# start of GIVEN RECORDS

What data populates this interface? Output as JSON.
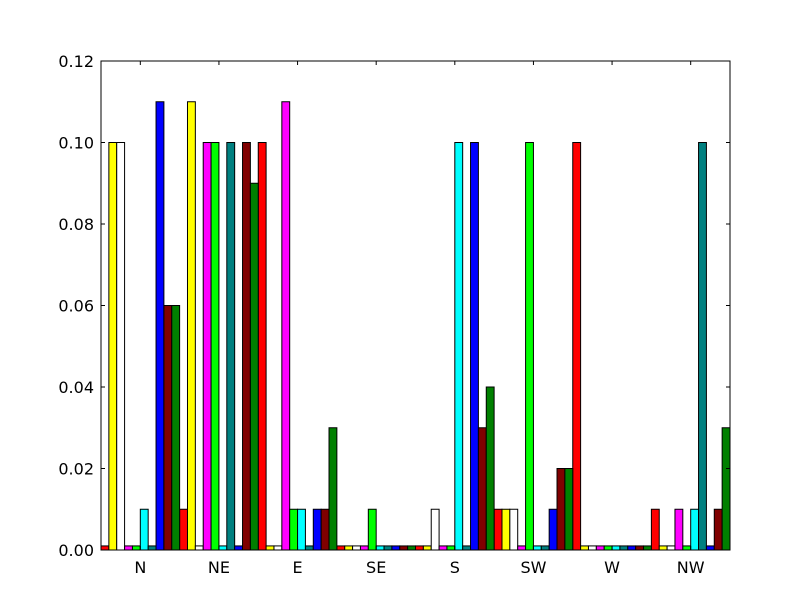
{
  "chart_data": {
    "type": "bar",
    "categories": [
      "N",
      "NE",
      "E",
      "SE",
      "S",
      "SW",
      "W",
      "NW"
    ],
    "ylim": [
      0,
      0.12
    ],
    "yticks": [
      0.0,
      0.02,
      0.04,
      0.06,
      0.08,
      0.1,
      0.12
    ],
    "ytick_labels": [
      "0.00",
      "0.02",
      "0.04",
      "0.06",
      "0.08",
      "0.10",
      "0.12"
    ],
    "grid": false,
    "legend": "none",
    "title": "",
    "xlabel": "",
    "ylabel": "",
    "series": [
      {
        "color": "#ff0000",
        "values": [
          0.001,
          0.01,
          0.1,
          0.001,
          0.001,
          0.01,
          0.1,
          0.01
        ]
      },
      {
        "color": "#ffff00",
        "values": [
          0.1,
          0.11,
          0.001,
          0.001,
          0.001,
          0.01,
          0.001,
          0.001
        ]
      },
      {
        "color": "#ffffff",
        "values": [
          0.1,
          0.001,
          0.001,
          0.001,
          0.01,
          0.01,
          0.001,
          0.001
        ]
      },
      {
        "color": "#ff00ff",
        "values": [
          0.001,
          0.1,
          0.11,
          0.001,
          0.001,
          0.001,
          0.001,
          0.01
        ]
      },
      {
        "color": "#00ff00",
        "values": [
          0.001,
          0.1,
          0.01,
          0.01,
          0.001,
          0.1,
          0.001,
          0.001
        ]
      },
      {
        "color": "#00ffff",
        "values": [
          0.01,
          0.001,
          0.01,
          0.001,
          0.1,
          0.001,
          0.001,
          0.01
        ]
      },
      {
        "color": "#008080",
        "values": [
          0.001,
          0.1,
          0.001,
          0.001,
          0.001,
          0.001,
          0.001,
          0.1
        ]
      },
      {
        "color": "#0000ff",
        "values": [
          0.11,
          0.001,
          0.01,
          0.001,
          0.1,
          0.01,
          0.001,
          0.001
        ]
      },
      {
        "color": "#800000",
        "values": [
          0.06,
          0.1,
          0.01,
          0.001,
          0.03,
          0.02,
          0.001,
          0.01
        ]
      },
      {
        "color": "#008000",
        "values": [
          0.06,
          0.09,
          0.03,
          0.001,
          0.04,
          0.02,
          0.001,
          0.03
        ]
      }
    ]
  }
}
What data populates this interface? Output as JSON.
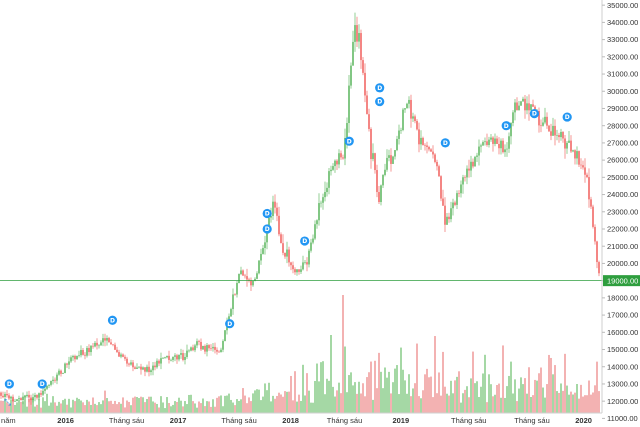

# end of GIVEN RECORDS

§ **OBJECTIVE**:
Retype everything in the material word for word, minus pictures.

§ **FINAL ANSWER**:
What data populates this interface? Output as JSON.
{
  "chart_data": {
    "type": "bar",
    "categories": [
      "N",
      "NE",
      "E",
      "SE",
      "S",
      "SW",
      "W",
      "NW"
    ],
    "ylim": [
      0,
      0.12
    ],
    "yticks": [
      0.0,
      0.02,
      0.04,
      0.06,
      0.08,
      0.1,
      0.12
    ],
    "ytick_labels": [
      "0.00",
      "0.02",
      "0.04",
      "0.06",
      "0.08",
      "0.10",
      "0.12"
    ],
    "grid": false,
    "legend": "none",
    "title": "",
    "xlabel": "",
    "ylabel": "",
    "series": [
      {
        "color": "#ff0000",
        "values": [
          0.001,
          0.01,
          0.1,
          0.001,
          0.001,
          0.01,
          0.1,
          0.01
        ]
      },
      {
        "color": "#ffff00",
        "values": [
          0.1,
          0.11,
          0.001,
          0.001,
          0.001,
          0.01,
          0.001,
          0.001
        ]
      },
      {
        "color": "#ffffff",
        "values": [
          0.1,
          0.001,
          0.001,
          0.001,
          0.01,
          0.01,
          0.001,
          0.001
        ]
      },
      {
        "color": "#ff00ff",
        "values": [
          0.001,
          0.1,
          0.11,
          0.001,
          0.001,
          0.001,
          0.001,
          0.01
        ]
      },
      {
        "color": "#00ff00",
        "values": [
          0.001,
          0.1,
          0.01,
          0.01,
          0.001,
          0.1,
          0.001,
          0.001
        ]
      },
      {
        "color": "#00ffff",
        "values": [
          0.01,
          0.001,
          0.01,
          0.001,
          0.1,
          0.001,
          0.001,
          0.01
        ]
      },
      {
        "color": "#008080",
        "values": [
          0.001,
          0.1,
          0.001,
          0.001,
          0.001,
          0.001,
          0.001,
          0.1
        ]
      },
      {
        "color": "#0000ff",
        "values": [
          0.11,
          0.001,
          0.01,
          0.001,
          0.1,
          0.01,
          0.001,
          0.001
        ]
      },
      {
        "color": "#800000",
        "values": [
          0.06,
          0.1,
          0.01,
          0.001,
          0.03,
          0.02,
          0.001,
          0.01
        ]
      },
      {
        "color": "#008000",
        "values": [
          0.06,
          0.09,
          0.03,
          0.001,
          0.04,
          0.02,
          0.001,
          0.03
        ]
      }
    ]
  }
}
What data populates this interface? Output as JSON.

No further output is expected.